** AIM **
Tally up the lines carrying the string "изложить" and respond with only the resulting number.

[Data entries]
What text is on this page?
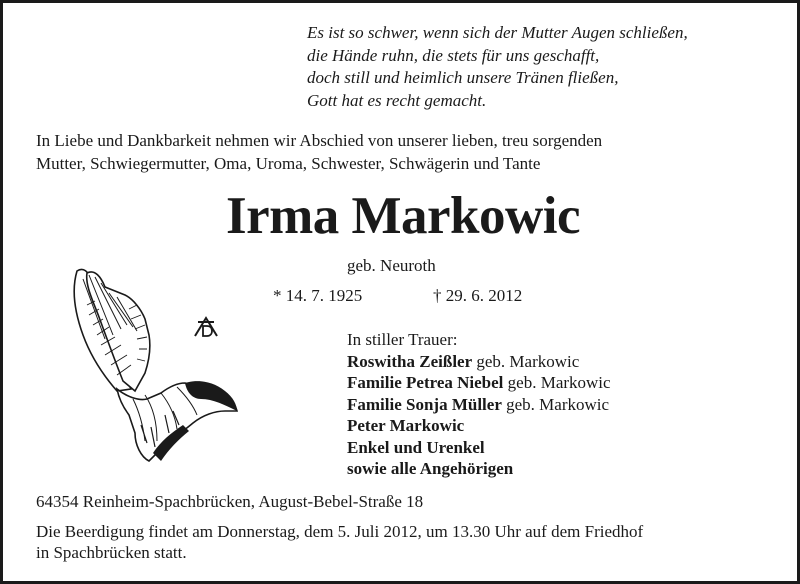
Es ist so schwer, wenn sich der Mutter Augen schließen,
die Hände ruhn, die stets für uns geschafft,
doch still und heimlich unsere Tränen fließen,
Gott hat es recht gemacht.
In Liebe und Dankbarkeit nehmen wir Abschied von unserer lieben, treu sorgenden
Mutter, Schwiegermutter, Oma, Uroma, Schwester, Schwägerin und Tante
Irma Markowic
geb. Neuroth
* 14. 7. 1925	† 29. 6. 2012
In stiller Trauer:
Roswitha Zeißler geb. Markowic
Familie Petrea Niebel geb. Markowic
Familie Sonja Müller geb. Markowic
Peter Markowic
Enkel und Urenkel
sowie alle Angehörigen
64354 Reinheim-Spachbrücken, August-Bebel-Straße 18
Die Beerdigung findet am Donnerstag, dem 5. Juli 2012, um 13.30 Uhr auf dem Friedhof
in Spachbrücken statt.
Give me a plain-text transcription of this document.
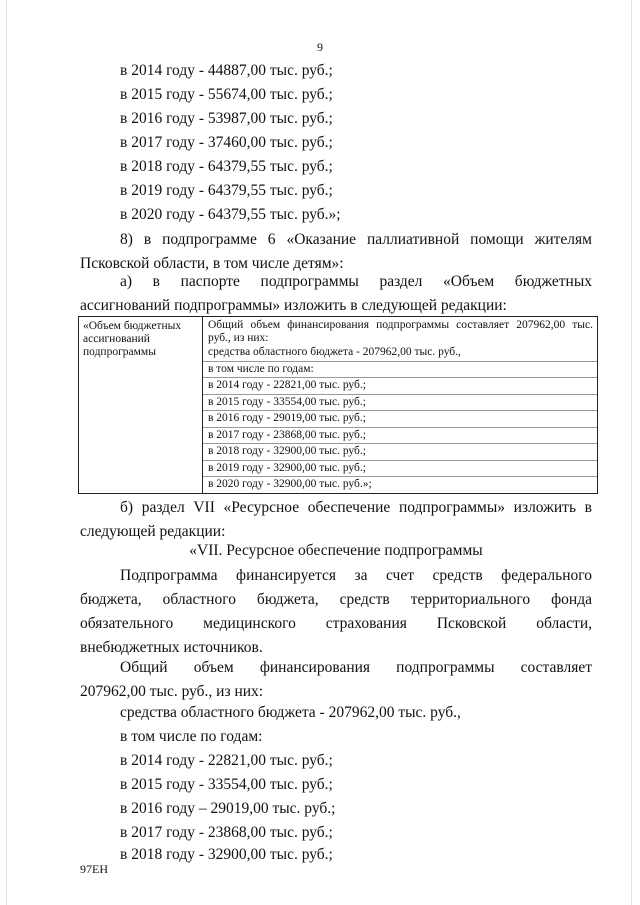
9
в 2014 году - 44887,00 тыс. руб.;
в 2015 году - 55674,00 тыс. руб.;
в 2016 году - 53987,00 тыс. руб.;
в 2017 году - 37460,00 тыс. руб.;
в 2018 году - 64379,55 тыс. руб.;
в 2019 году - 64379,55 тыс. руб.;
в 2020 году - 64379,55 тыс. руб.»;
8) в подпрограмме 6 «Оказание паллиативной помощи жителям
Псковской области, в том числе детям»:
а) в паспорте подпрограммы раздел «Объем бюджетных
ассигнований подпрограммы» изложить в следующей редакции:
«Объем бюджетных ассигнований подпрограммы
Общий объем финансирования подпрограммы составляет 207962,00 тыс. руб., из них:
средства областного бюджета - 207962,00 тыс. руб.,
в том числе по годам:
в 2014 году - 22821,00 тыс. руб.;
в 2015 году - 33554,00 тыс. руб.;
в 2016 году - 29019,00 тыс. руб.;
в 2017 году - 23868,00 тыс. руб.;
в 2018 году - 32900,00 тыс. руб.;
в 2019 году - 32900,00 тыс. руб.;
в 2020 году - 32900,00 тыс. руб.»;
б) раздел VII «Ресурсное обеспечение подпрограммы» изложить в
следующей редакции:
«VII. Ресурсное обеспечение подпрограммы
Подпрограмма финансируется за счет средств федерального
бюджета, областного бюджета, средств территориального фонда
обязательного медицинского страхования Псковской области,
внебюджетных источников.
Общий объем финансирования подпрограммы составляет
207962,00 тыс. руб., из них:
средства областного бюджета - 207962,00 тыс. руб.,
в том числе по годам:
в 2014 году - 22821,00 тыс. руб.;
в 2015 году - 33554,00 тыс. руб.;
в 2016 году – 29019,00 тыс. руб.;
в 2017 году - 23868,00 тыс. руб.;
в 2018 году - 32900,00 тыс. руб.;
97ЕН
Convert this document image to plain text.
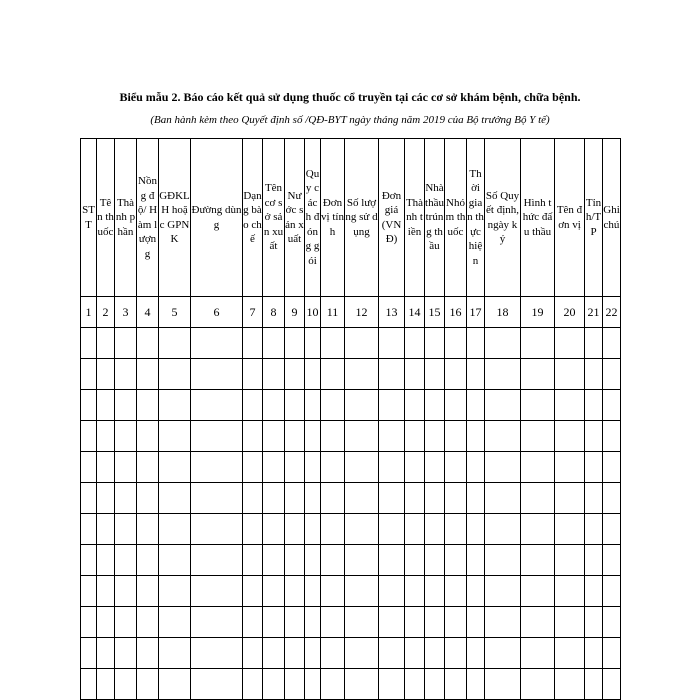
Biểu mẫu 2. Báo cáo kết quả sử dụng thuốc cổ truyền tại các cơ sở khám bệnh, chữa bệnh.
(Ban hành kèm theo Quyết định số /QĐ-BYT ngày tháng năm 2019 của Bộ trưởng Bộ Y tế)
STT	Tên thuốc	Thành phần	Nồng độ/ Hàm lượng	GĐKLH hoặc GPNK	Đường dùng	Dạng bào chế	Tên cơ sở sản xuất	Nước sản xuất	Quy cách đóng gói	Đơn vị tính	Số lượng sử dụng	Đơn giá (VNĐ)	Thành tiền	Nhà thầu trúng thầu	Nhóm thuốc	Thời gian thực hiện	Số Quyết định, ngày ký	Hình thức đấu thầu	Tên đơn vị	Tỉnh/TP	Ghi chú
1	2	3	4	5	6	7	8	9	10	11	12	13	14	15	16	17	18	19	20	21	22
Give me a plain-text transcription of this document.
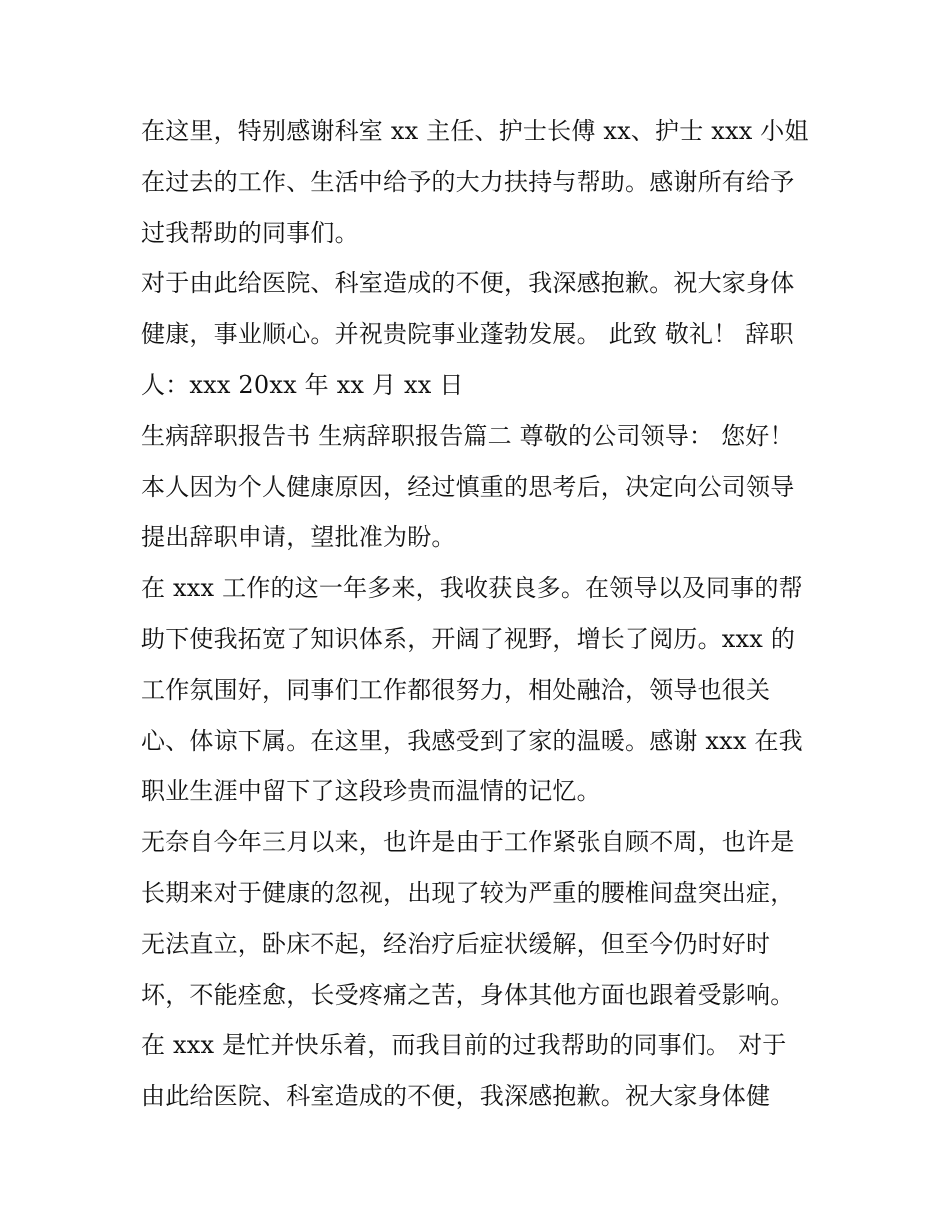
在这里，特别感谢科室 xx 主任、护士长傅 xx、护士 xxx 小姐
在过去的工作、生活中给予的大力扶持与帮助。感谢所有给予
过我帮助的同事们。
对于由此给医院、科室造成的不便，我深感抱歉。祝大家身体
健康，事业顺心。并祝贵院事业蓬勃发展。 此致 敬礼！ 辞职
人：xxx 20xx 年 xx 月 xx 日
生病辞职报告书 生病辞职报告篇二 尊敬的公司领导： 您好！
本人因为个人健康原因，经过慎重的思考后，决定向公司领导
提出辞职申请，望批准为盼。
在 xxx 工作的这一年多来，我收获良多。在领导以及同事的帮
助下使我拓宽了知识体系，开阔了视野，增长了阅历。xxx 的
工作氛围好，同事们工作都很努力，相处融洽，领导也很关
心、体谅下属。在这里，我感受到了家的温暖。感谢 xxx 在我
职业生涯中留下了这段珍贵而温情的记忆。
无奈自今年三月以来，也许是由于工作紧张自顾不周，也许是
长期来对于健康的忽视，出现了较为严重的腰椎间盘突出症，
无法直立，卧床不起，经治疗后症状缓解，但至今仍时好时
坏，不能痊愈，长受疼痛之苦，身体其他方面也跟着受影响。
在 xxx 是忙并快乐着，而我目前的过我帮助的同事们。 对于
由此给医院、科室造成的不便，我深感抱歉。祝大家身体健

** RESULT OF THIS TASK **
2